** What is required **
Transcribe every line, keeping it exact.

[begin Entries supplied]

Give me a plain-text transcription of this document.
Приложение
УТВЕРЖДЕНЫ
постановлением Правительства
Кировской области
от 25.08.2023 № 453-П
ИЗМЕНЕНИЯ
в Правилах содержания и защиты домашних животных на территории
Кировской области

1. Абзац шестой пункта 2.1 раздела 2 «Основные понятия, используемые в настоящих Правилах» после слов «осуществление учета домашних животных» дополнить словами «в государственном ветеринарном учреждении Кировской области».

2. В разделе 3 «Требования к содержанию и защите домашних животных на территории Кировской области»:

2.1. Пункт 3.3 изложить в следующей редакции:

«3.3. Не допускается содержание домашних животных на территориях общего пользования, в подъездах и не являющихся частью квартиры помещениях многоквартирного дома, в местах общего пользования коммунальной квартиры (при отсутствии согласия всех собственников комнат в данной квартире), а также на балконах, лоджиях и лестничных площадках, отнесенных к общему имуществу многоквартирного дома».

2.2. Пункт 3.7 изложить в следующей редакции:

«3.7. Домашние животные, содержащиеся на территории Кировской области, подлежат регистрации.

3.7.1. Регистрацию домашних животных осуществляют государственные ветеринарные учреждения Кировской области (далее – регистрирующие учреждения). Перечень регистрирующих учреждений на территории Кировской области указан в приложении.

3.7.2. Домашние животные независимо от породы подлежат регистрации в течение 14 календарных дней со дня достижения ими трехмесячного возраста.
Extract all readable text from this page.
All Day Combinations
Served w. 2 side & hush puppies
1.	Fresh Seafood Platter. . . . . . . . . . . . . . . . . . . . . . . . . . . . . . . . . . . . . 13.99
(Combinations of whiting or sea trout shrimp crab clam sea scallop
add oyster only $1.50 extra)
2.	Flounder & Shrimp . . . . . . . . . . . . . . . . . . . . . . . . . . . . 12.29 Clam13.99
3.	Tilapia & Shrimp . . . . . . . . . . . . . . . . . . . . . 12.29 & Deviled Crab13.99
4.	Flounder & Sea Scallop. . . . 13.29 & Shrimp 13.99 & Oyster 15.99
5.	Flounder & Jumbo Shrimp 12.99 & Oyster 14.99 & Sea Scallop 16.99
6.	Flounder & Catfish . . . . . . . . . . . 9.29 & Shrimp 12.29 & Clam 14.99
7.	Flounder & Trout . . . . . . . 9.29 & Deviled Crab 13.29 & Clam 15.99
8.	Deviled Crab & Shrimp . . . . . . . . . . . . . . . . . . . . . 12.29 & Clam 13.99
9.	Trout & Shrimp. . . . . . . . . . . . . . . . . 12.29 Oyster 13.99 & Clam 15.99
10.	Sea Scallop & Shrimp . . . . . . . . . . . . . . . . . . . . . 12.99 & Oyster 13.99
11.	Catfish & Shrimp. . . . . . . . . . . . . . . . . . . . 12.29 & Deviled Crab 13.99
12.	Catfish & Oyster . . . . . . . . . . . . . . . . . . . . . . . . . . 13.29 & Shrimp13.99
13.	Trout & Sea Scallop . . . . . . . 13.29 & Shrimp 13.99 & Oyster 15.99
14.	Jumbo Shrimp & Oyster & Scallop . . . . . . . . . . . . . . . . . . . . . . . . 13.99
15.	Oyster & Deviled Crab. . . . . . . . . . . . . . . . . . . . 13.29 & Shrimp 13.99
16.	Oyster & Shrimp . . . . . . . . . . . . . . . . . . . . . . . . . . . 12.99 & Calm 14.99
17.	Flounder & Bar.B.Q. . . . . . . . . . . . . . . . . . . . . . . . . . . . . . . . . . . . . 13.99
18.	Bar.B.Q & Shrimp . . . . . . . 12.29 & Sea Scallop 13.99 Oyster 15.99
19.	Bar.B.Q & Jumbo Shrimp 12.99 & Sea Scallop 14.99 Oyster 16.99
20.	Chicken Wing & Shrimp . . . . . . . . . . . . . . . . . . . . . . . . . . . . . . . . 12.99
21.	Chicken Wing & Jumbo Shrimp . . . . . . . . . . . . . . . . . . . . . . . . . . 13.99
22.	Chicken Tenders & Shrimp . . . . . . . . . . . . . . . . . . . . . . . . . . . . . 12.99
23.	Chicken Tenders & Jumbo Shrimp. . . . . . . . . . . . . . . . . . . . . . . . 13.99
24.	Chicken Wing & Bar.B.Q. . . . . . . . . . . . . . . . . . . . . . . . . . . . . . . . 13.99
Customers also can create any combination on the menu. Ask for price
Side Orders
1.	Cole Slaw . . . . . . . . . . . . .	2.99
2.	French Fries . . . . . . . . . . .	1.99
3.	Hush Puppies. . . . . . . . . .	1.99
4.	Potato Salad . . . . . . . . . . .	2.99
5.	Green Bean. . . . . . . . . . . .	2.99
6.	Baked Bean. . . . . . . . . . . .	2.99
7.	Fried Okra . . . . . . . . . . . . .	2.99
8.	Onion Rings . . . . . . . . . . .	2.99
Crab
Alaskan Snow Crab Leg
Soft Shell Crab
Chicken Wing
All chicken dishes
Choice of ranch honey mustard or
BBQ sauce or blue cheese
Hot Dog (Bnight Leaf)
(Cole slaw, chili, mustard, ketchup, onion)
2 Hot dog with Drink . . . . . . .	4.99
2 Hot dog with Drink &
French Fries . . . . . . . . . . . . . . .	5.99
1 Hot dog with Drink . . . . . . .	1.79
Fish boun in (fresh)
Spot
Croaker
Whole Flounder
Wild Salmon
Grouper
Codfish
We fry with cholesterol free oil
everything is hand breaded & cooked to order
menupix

[end Entries supplied]

** Problem solution **
Give me a plain-text transcription of this document.
Приложение
УТВЕРЖДЕНЫ
постановлением Правительства
Кировской области
от 25.08.2023 № 453-П
ИЗМЕНЕНИЯ
в Правилах содержания и защиты домашних животных на территории
Кировской области

1. Абзац шестой пункта 2.1 раздела 2 «Основные понятия, используемые в настоящих Правилах» после слов «осуществление учета домашних животных» дополнить словами «в государственном ветеринарном учреждении Кировской области».

2. В разделе 3 «Требования к содержанию и защите домашних животных на территории Кировской области»:

2.1. Пункт 3.3 изложить в следующей редакции:

«3.3. Не допускается содержание домашних животных на территориях общего пользования, в подъездах и не являющихся частью квартиры помещениях многоквартирного дома, в местах общего пользования коммунальной квартиры (при отсутствии согласия всех собственников комнат в данной квартире), а также на балконах, лоджиях и лестничных площадках, отнесенных к общему имуществу многоквартирного дома».

2.2. Пункт 3.7 изложить в следующей редакции:

«3.7. Домашние животные, содержащиеся на территории Кировской области, подлежат регистрации.

3.7.1. Регистрацию домашних животных осуществляют государственные ветеринарные учреждения Кировской области (далее – регистрирующие учреждения). Перечень регистрирующих учреждений на территории Кировской области указан в приложении.

3.7.2. Домашние животные независимо от породы подлежат регистрации в течение 14 календарных дней со дня достижения ими трехмесячного возраста.
Extract all readable text from this page.
All Day Combinations
Served w. 2 side & hush puppies
1.	Fresh Seafood Platter. . . . . . . . . . . . . . . . . . . . . . . . . . . . . . . . . . . . . 13.99
(Combinations of whiting or sea trout shrimp crab clam sea scallop
add oyster only $1.50 extra)
2.	Flounder & Shrimp . . . . . . . . . . . . . . . . . . . . . . . . . . . . 12.29 Clam13.99
3.	Tilapia & Shrimp . . . . . . . . . . . . . . . . . . . . . 12.29 & Deviled Crab13.99
4.	Flounder & Sea Scallop. . . . 13.29 & Shrimp 13.99 & Oyster 15.99
5.	Flounder & Jumbo Shrimp 12.99 & Oyster 14.99 & Sea Scallop 16.99
6.	Flounder & Catfish . . . . . . . . . . . 9.29 & Shrimp 12.29 & Clam 14.99
7.	Flounder & Trout . . . . . . . 9.29 & Deviled Crab 13.29 & Clam 15.99
8.	Deviled Crab & Shrimp . . . . . . . . . . . . . . . . . . . . . 12.29 & Clam 13.99
9.	Trout & Shrimp. . . . . . . . . . . . . . . . . 12.29 Oyster 13.99 & Clam 15.99
10.	Sea Scallop & Shrimp . . . . . . . . . . . . . . . . . . . . . 12.99 & Oyster 13.99
11.	Catfish & Shrimp. . . . . . . . . . . . . . . . . . . . 12.29 & Deviled Crab 13.99
12.	Catfish & Oyster . . . . . . . . . . . . . . . . . . . . . . . . . . 13.29 & Shrimp13.99
13.	Trout & Sea Scallop . . . . . . . 13.29 & Shrimp 13.99 & Oyster 15.99
14.	Jumbo Shrimp & Oyster & Scallop . . . . . . . . . . . . . . . . . . . . . . . . 13.99
15.	Oyster & Deviled Crab. . . . . . . . . . . . . . . . . . . . 13.29 & Shrimp 13.99
16.	Oyster & Shrimp . . . . . . . . . . . . . . . . . . . . . . . . . . . 12.99 & Calm 14.99
17.	Flounder & Bar.B.Q. . . . . . . . . . . . . . . . . . . . . . . . . . . . . . . . . . . . . 13.99
18.	Bar.B.Q & Shrimp . . . . . . . 12.29 & Sea Scallop 13.99 Oyster 15.99
19.	Bar.B.Q & Jumbo Shrimp 12.99 & Sea Scallop 14.99 Oyster 16.99
20.	Chicken Wing & Shrimp . . . . . . . . . . . . . . . . . . . . . . . . . . . . . . . . 12.99
21.	Chicken Wing & Jumbo Shrimp . . . . . . . . . . . . . . . . . . . . . . . . . . 13.99
22.	Chicken Tenders & Shrimp . . . . . . . . . . . . . . . . . . . . . . . . . . . . . 12.99
23.	Chicken Tenders & Jumbo Shrimp. . . . . . . . . . . . . . . . . . . . . . . . 13.99
24.	Chicken Wing & Bar.B.Q. . . . . . . . . . . . . . . . . . . . . . . . . . . . . . . . 13.99
Customers also can create any combination on the menu. Ask for price
Side Orders
1.	Cole Slaw . . . . . . . . . . . . .	2.99
2.	French Fries . . . . . . . . . . .	1.99
3.	Hush Puppies. . . . . . . . . .	1.99
4.	Potato Salad . . . . . . . . . . .	2.99
5.	Green Bean. . . . . . . . . . . .	2.99
6.	Baked Bean. . . . . . . . . . . .	2.99
7.	Fried Okra . . . . . . . . . . . . .	2.99
8.	Onion Rings . . . . . . . . . . .	2.99
Crab
Alaskan Snow Crab Leg
Soft Shell Crab
Chicken Wing
All chicken dishes
Choice of ranch honey mustard or
BBQ sauce or blue cheese
Hot Dog (Bnight Leaf)
(Cole slaw, chili, mustard, ketchup, onion)
2 Hot dog with Drink . . . . . . .	4.99
2 Hot dog with Drink &
French Fries . . . . . . . . . . . . . . .	5.99
1 Hot dog with Drink . . . . . . .	1.79
Fish boun in (fresh)
Spot
Croaker
Whole Flounder
Wild Salmon
Grouper
Codfish
We fry with cholesterol free oil
everything is hand breaded & cooked to order
menupix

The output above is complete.